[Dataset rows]
++++++

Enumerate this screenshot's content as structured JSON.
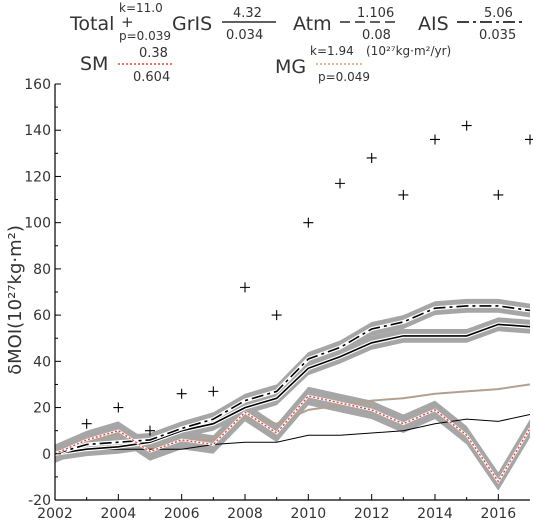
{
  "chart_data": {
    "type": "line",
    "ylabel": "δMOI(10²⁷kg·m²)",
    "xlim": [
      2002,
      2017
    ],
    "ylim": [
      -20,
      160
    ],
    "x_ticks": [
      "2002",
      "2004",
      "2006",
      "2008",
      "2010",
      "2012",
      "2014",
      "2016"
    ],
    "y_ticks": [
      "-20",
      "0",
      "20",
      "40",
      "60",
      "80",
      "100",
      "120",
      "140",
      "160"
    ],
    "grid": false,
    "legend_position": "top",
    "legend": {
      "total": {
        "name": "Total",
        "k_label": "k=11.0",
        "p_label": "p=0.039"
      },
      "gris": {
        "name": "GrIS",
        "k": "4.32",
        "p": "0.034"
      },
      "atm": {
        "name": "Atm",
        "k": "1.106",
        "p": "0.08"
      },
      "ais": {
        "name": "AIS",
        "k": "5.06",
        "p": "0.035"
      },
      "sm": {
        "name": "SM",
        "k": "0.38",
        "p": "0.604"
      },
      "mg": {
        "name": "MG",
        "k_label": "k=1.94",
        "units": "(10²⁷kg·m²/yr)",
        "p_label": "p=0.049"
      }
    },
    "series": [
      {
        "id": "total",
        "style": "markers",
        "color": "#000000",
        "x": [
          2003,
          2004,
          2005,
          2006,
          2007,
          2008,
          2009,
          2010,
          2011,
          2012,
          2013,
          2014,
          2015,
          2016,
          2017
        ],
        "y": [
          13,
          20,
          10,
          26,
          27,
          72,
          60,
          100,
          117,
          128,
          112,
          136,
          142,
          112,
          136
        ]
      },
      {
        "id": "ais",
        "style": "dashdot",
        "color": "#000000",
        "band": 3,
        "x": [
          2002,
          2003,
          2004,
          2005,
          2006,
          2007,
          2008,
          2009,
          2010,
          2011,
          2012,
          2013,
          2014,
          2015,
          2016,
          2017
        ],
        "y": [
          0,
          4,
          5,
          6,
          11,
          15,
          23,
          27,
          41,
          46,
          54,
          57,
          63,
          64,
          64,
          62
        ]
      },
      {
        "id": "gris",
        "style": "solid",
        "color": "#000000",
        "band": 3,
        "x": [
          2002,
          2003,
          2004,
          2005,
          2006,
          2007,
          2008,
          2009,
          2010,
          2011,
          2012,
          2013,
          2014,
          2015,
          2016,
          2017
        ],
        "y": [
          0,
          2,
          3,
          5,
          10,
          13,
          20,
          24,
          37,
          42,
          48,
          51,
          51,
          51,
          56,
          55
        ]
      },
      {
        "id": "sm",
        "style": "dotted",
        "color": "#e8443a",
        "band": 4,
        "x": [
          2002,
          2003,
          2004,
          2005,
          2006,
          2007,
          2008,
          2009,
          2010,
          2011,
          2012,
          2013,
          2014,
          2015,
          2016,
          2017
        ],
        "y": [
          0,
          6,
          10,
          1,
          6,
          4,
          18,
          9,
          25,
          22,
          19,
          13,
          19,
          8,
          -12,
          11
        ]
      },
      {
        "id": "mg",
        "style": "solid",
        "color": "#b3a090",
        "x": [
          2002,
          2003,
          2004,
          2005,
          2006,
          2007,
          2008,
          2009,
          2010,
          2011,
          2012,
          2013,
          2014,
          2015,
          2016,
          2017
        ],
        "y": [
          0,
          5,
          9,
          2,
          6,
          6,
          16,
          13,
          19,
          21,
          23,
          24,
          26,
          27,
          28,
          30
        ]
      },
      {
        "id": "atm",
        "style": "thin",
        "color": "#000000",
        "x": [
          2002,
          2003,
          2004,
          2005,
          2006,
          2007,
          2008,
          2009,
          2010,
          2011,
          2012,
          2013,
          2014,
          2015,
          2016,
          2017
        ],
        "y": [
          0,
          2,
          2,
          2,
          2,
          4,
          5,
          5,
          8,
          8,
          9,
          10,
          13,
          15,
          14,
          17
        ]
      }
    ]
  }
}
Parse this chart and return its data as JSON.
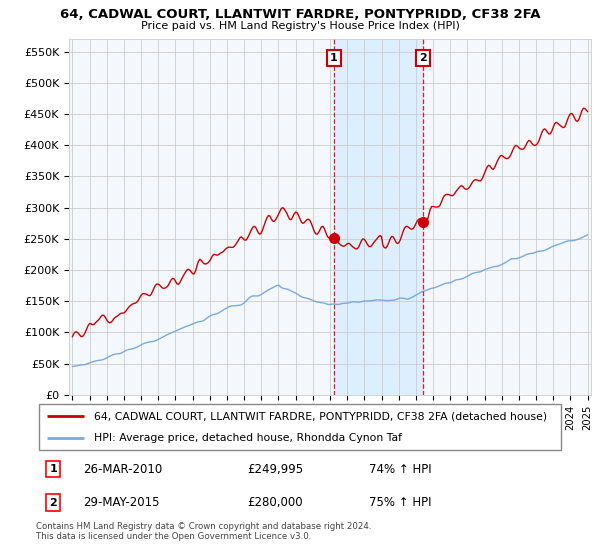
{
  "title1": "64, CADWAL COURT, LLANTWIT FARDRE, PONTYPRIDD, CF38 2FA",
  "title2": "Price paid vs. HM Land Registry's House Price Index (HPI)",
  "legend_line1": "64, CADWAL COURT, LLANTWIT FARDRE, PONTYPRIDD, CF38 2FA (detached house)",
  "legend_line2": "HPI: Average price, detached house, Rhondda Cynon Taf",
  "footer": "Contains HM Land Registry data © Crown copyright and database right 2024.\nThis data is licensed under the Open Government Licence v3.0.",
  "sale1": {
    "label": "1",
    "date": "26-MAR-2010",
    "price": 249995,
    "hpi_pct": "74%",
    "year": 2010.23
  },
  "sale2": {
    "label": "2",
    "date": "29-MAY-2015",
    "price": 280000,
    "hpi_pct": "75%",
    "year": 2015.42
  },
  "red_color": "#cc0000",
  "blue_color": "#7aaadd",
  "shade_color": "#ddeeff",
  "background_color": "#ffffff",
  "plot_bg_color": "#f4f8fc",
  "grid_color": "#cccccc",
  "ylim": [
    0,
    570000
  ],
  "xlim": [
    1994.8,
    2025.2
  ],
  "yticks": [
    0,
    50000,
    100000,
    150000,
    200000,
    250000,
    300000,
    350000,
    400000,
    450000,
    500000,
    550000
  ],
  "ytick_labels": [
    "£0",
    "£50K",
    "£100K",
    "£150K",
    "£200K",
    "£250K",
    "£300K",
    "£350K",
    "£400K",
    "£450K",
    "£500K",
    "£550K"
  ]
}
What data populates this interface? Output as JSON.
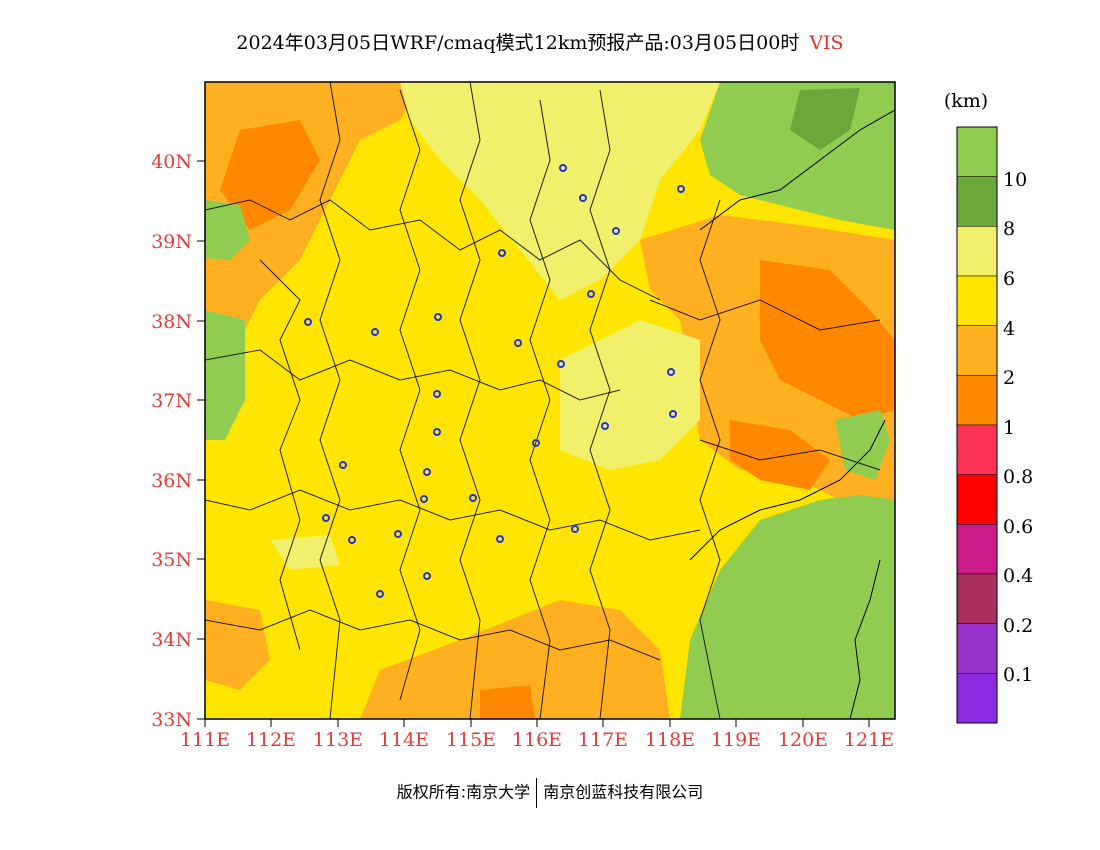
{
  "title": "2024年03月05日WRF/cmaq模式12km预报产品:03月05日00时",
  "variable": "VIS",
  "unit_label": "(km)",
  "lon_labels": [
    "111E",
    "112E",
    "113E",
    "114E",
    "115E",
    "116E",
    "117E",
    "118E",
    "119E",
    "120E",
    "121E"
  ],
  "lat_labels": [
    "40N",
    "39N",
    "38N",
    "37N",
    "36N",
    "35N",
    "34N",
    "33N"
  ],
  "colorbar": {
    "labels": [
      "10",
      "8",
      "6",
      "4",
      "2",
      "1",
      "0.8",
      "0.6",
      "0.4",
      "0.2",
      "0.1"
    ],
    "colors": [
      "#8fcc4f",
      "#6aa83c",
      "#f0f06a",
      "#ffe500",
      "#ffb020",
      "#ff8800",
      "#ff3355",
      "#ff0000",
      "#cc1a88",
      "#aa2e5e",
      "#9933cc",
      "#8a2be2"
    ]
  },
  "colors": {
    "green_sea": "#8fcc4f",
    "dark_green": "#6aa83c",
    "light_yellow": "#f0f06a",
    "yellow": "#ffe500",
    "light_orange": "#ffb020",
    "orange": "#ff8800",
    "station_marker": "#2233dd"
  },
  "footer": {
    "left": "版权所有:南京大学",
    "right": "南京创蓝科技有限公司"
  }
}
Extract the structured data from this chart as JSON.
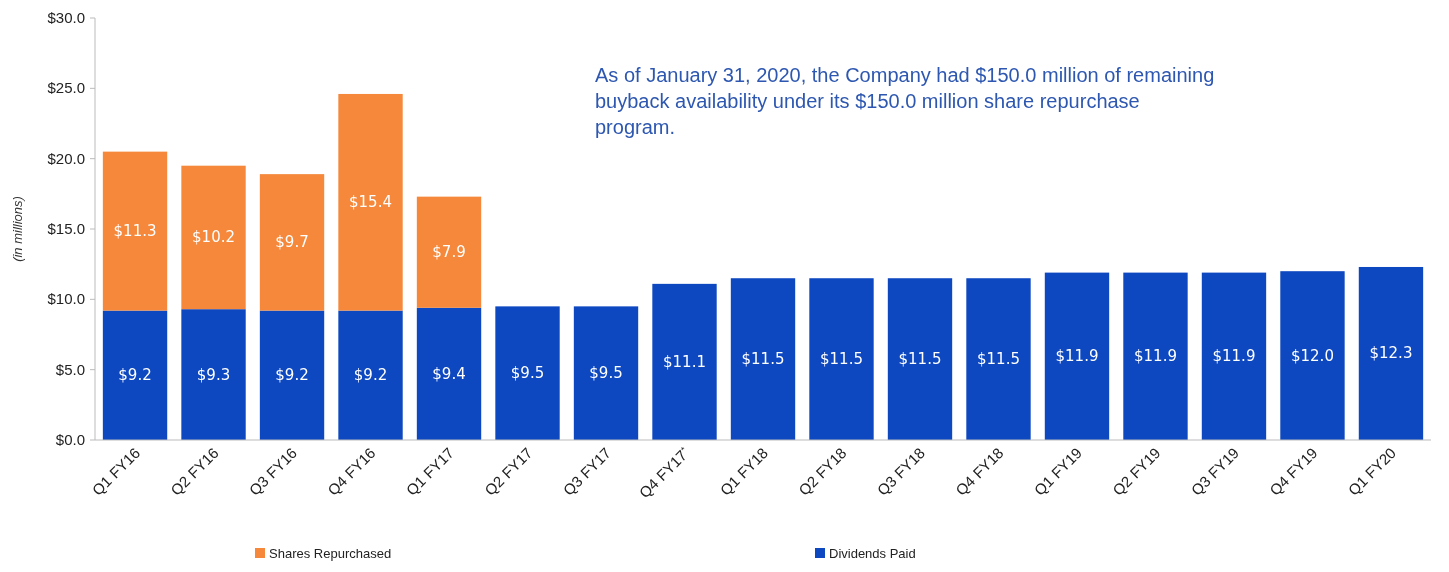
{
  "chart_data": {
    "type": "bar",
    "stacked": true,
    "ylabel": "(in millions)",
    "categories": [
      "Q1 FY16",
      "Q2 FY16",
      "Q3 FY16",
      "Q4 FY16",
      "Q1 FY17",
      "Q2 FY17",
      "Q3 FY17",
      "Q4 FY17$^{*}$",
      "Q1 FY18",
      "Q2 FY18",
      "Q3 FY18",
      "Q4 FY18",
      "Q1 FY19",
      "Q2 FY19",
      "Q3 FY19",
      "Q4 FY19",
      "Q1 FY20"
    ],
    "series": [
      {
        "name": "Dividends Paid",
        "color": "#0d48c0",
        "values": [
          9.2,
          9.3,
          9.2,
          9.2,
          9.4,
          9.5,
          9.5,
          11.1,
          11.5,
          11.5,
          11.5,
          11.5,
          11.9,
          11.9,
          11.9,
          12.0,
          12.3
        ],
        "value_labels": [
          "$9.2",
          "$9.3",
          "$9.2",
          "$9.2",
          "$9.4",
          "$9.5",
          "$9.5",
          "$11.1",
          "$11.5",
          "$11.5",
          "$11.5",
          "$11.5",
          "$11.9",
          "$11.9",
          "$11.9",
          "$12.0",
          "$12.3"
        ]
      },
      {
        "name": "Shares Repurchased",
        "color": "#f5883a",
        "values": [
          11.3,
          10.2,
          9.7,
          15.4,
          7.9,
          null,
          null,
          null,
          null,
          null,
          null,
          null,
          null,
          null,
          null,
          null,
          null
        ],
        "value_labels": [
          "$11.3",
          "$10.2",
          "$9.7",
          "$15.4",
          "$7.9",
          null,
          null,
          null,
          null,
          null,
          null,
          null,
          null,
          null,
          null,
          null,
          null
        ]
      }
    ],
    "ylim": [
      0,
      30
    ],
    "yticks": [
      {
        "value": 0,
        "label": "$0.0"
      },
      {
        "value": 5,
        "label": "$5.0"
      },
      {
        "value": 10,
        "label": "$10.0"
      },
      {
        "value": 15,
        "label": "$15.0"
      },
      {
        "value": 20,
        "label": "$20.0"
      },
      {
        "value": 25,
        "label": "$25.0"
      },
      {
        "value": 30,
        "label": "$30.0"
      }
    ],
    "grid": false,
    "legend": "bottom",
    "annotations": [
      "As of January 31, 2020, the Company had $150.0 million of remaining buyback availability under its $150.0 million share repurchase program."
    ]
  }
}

++++++

**Instruction:** Show every line of the records above that contains the word "Registry".

**Correct result:**
  "title2": "Price paid vs. HM Land Registry's House Price Index (HPI)",
  "footer": "Contains HM Land Registry data © Crown copyright and database right 2024.\nThis data is licensed under the Open Government Licence v3.0.",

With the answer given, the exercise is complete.